[Chart and figure data]

-- BEGIN --

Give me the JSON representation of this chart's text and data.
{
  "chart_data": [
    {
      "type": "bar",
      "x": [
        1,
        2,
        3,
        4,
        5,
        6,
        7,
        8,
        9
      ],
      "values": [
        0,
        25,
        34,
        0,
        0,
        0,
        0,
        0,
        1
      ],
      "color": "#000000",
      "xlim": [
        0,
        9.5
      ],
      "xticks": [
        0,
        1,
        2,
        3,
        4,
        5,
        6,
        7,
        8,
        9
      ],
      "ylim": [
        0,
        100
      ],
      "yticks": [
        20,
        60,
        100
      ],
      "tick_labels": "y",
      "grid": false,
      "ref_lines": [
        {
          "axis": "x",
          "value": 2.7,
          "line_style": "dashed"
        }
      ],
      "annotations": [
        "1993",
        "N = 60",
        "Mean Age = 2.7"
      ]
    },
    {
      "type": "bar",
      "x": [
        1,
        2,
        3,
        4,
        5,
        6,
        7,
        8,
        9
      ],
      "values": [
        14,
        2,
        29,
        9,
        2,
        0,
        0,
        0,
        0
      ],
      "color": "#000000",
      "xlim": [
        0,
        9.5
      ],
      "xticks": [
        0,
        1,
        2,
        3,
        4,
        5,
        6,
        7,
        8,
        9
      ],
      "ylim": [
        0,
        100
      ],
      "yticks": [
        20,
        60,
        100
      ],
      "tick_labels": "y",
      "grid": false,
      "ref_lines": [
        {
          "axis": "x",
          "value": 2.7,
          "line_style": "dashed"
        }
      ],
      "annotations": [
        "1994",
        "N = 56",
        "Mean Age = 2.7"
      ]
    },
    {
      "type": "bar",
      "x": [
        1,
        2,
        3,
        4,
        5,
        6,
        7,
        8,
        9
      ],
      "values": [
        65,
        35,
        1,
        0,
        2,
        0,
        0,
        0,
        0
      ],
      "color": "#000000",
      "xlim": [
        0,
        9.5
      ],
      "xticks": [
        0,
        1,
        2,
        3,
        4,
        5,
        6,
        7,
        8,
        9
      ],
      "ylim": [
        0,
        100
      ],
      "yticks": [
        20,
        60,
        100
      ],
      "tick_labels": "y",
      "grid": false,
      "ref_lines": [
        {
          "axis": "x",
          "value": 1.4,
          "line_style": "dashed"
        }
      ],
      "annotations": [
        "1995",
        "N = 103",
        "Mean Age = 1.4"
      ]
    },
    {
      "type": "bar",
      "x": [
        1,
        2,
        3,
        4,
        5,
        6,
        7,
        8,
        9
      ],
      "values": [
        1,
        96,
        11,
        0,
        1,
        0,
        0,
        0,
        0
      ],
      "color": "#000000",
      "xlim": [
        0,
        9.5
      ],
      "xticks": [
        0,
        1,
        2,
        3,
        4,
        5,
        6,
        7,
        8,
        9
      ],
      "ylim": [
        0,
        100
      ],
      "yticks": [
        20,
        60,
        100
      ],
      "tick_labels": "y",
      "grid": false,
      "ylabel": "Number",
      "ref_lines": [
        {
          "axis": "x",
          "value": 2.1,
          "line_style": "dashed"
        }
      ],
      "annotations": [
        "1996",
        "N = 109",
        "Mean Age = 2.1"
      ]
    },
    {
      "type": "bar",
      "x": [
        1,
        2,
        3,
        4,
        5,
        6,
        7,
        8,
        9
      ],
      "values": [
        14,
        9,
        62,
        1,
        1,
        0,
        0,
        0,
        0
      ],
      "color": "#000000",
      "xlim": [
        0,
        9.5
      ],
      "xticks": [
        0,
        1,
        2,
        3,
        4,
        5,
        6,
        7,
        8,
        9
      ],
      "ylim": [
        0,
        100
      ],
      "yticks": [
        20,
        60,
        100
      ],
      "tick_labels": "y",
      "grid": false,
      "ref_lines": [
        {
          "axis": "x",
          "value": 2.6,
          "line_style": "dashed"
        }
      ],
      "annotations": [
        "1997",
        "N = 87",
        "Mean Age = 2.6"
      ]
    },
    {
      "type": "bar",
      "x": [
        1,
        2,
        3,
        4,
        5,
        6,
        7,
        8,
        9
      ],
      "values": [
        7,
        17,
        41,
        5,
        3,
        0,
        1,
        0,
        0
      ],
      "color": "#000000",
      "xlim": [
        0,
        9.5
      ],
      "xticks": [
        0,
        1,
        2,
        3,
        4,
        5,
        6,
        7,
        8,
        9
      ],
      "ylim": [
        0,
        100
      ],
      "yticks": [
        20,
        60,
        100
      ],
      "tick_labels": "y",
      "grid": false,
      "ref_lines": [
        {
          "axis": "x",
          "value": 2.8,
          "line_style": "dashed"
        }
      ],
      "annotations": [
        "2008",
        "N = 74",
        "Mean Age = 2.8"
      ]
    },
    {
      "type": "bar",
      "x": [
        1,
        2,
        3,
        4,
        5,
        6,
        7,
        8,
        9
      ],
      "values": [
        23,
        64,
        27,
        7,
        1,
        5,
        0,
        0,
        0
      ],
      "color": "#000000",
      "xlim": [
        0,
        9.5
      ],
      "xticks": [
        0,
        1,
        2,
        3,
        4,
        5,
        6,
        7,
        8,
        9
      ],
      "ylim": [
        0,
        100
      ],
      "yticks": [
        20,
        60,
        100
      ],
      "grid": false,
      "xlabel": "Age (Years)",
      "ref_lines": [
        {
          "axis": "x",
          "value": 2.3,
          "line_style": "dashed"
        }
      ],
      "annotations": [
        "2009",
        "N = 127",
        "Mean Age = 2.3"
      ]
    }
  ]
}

-- END --

• Work to do:
Write out all the records above again, exactly as they stand.

• Output below:
Give me the JSON representation of this chart's text and data.
{
  "chart_data": [
    {
      "type": "bar",
      "x": [
        1,
        2,
        3,
        4,
        5,
        6,
        7,
        8,
        9
      ],
      "values": [
        0,
        25,
        34,
        0,
        0,
        0,
        0,
        0,
        1
      ],
      "color": "#000000",
      "xlim": [
        0,
        9.5
      ],
      "xticks": [
        0,
        1,
        2,
        3,
        4,
        5,
        6,
        7,
        8,
        9
      ],
      "ylim": [
        0,
        100
      ],
      "yticks": [
        20,
        60,
        100
      ],
      "tick_labels": "y",
      "grid": false,
      "ref_lines": [
        {
          "axis": "x",
          "value": 2.7,
          "line_style": "dashed"
        }
      ],
      "annotations": [
        "1993",
        "N = 60",
        "Mean Age = 2.7"
      ]
    },
    {
      "type": "bar",
      "x": [
        1,
        2,
        3,
        4,
        5,
        6,
        7,
        8,
        9
      ],
      "values": [
        14,
        2,
        29,
        9,
        2,
        0,
        0,
        0,
        0
      ],
      "color": "#000000",
      "xlim": [
        0,
        9.5
      ],
      "xticks": [
        0,
        1,
        2,
        3,
        4,
        5,
        6,
        7,
        8,
        9
      ],
      "ylim": [
        0,
        100
      ],
      "yticks": [
        20,
        60,
        100
      ],
      "tick_labels": "y",
      "grid": false,
      "ref_lines": [
        {
          "axis": "x",
          "value": 2.7,
          "line_style": "dashed"
        }
      ],
      "annotations": [
        "1994",
        "N = 56",
        "Mean Age = 2.7"
      ]
    },
    {
      "type": "bar",
      "x": [
        1,
        2,
        3,
        4,
        5,
        6,
        7,
        8,
        9
      ],
      "values": [
        65,
        35,
        1,
        0,
        2,
        0,
        0,
        0,
        0
      ],
      "color": "#000000",
      "xlim": [
        0,
        9.5
      ],
      "xticks": [
        0,
        1,
        2,
        3,
        4,
        5,
        6,
        7,
        8,
        9
      ],
      "ylim": [
        0,
        100
      ],
      "yticks": [
        20,
        60,
        100
      ],
      "tick_labels": "y",
      "grid": false,
      "ref_lines": [
        {
          "axis": "x",
          "value": 1.4,
          "line_style": "dashed"
        }
      ],
      "annotations": [
        "1995",
        "N = 103",
        "Mean Age = 1.4"
      ]
    },
    {
      "type": "bar",
      "x": [
        1,
        2,
        3,
        4,
        5,
        6,
        7,
        8,
        9
      ],
      "values": [
        1,
        96,
        11,
        0,
        1,
        0,
        0,
        0,
        0
      ],
      "color": "#000000",
      "xlim": [
        0,
        9.5
      ],
      "xticks": [
        0,
        1,
        2,
        3,
        4,
        5,
        6,
        7,
        8,
        9
      ],
      "ylim": [
        0,
        100
      ],
      "yticks": [
        20,
        60,
        100
      ],
      "tick_labels": "y",
      "grid": false,
      "ylabel": "Number",
      "ref_lines": [
        {
          "axis": "x",
          "value": 2.1,
          "line_style": "dashed"
        }
      ],
      "annotations": [
        "1996",
        "N = 109",
        "Mean Age = 2.1"
      ]
    },
    {
      "type": "bar",
      "x": [
        1,
        2,
        3,
        4,
        5,
        6,
        7,
        8,
        9
      ],
      "values": [
        14,
        9,
        62,
        1,
        1,
        0,
        0,
        0,
        0
      ],
      "color": "#000000",
      "xlim": [
        0,
        9.5
      ],
      "xticks": [
        0,
        1,
        2,
        3,
        4,
        5,
        6,
        7,
        8,
        9
      ],
      "ylim": [
        0,
        100
      ],
      "yticks": [
        20,
        60,
        100
      ],
      "tick_labels": "y",
      "grid": false,
      "ref_lines": [
        {
          "axis": "x",
          "value": 2.6,
          "line_style": "dashed"
        }
      ],
      "annotations": [
        "1997",
        "N = 87",
        "Mean Age = 2.6"
      ]
    },
    {
      "type": "bar",
      "x": [
        1,
        2,
        3,
        4,
        5,
        6,
        7,
        8,
        9
      ],
      "values": [
        7,
        17,
        41,
        5,
        3,
        0,
        1,
        0,
        0
      ],
      "color": "#000000",
      "xlim": [
        0,
        9.5
      ],
      "xticks": [
        0,
        1,
        2,
        3,
        4,
        5,
        6,
        7,
        8,
        9
      ],
      "ylim": [
        0,
        100
      ],
      "yticks": [
        20,
        60,
        100
      ],
      "tick_labels": "y",
      "grid": false,
      "ref_lines": [
        {
          "axis": "x",
          "value": 2.8,
          "line_style": "dashed"
        }
      ],
      "annotations": [
        "2008",
        "N = 74",
        "Mean Age = 2.8"
      ]
    },
    {
      "type": "bar",
      "x": [
        1,
        2,
        3,
        4,
        5,
        6,
        7,
        8,
        9
      ],
      "values": [
        23,
        64,
        27,
        7,
        1,
        5,
        0,
        0,
        0
      ],
      "color": "#000000",
      "xlim": [
        0,
        9.5
      ],
      "xticks": [
        0,
        1,
        2,
        3,
        4,
        5,
        6,
        7,
        8,
        9
      ],
      "ylim": [
        0,
        100
      ],
      "yticks": [
        20,
        60,
        100
      ],
      "grid": false,
      "xlabel": "Age (Years)",
      "ref_lines": [
        {
          "axis": "x",
          "value": 2.3,
          "line_style": "dashed"
        }
      ],
      "annotations": [
        "2009",
        "N = 127",
        "Mean Age = 2.3"
      ]
    }
  ]
}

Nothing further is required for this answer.